== Dataset records

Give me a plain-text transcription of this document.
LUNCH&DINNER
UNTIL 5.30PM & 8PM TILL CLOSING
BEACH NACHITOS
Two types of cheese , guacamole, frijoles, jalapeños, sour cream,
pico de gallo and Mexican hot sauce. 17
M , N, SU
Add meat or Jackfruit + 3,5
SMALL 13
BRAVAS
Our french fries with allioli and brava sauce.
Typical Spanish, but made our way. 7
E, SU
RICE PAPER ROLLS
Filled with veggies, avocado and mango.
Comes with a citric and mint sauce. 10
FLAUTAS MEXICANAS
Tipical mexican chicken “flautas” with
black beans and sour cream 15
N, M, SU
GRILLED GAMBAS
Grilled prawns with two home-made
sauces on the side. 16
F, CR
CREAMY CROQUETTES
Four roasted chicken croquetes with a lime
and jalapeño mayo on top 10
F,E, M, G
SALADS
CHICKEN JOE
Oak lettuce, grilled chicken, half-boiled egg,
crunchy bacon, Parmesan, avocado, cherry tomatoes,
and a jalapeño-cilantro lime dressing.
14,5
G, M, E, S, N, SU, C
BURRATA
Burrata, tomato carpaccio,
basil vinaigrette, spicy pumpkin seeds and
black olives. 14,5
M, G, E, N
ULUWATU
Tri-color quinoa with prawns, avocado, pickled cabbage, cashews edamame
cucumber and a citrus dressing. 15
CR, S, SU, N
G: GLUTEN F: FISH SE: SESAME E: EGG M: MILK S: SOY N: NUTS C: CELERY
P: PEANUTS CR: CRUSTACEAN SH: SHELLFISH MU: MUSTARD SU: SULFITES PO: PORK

====

» **Task statement**
Only lines holding the string "with" are wanted; gather each one from the entries above.

» **Full response**
Our french fries with allioli and brava sauce.
Filled with veggies, avocado and mango.
Comes with a citric and mint sauce. 10
Tipical mexican chicken “flautas” with
Grilled prawns with two home-made
Four roasted chicken croquetes with a lime
Tri-color quinoa with prawns, avocado, pickled cabbage, cashews edamame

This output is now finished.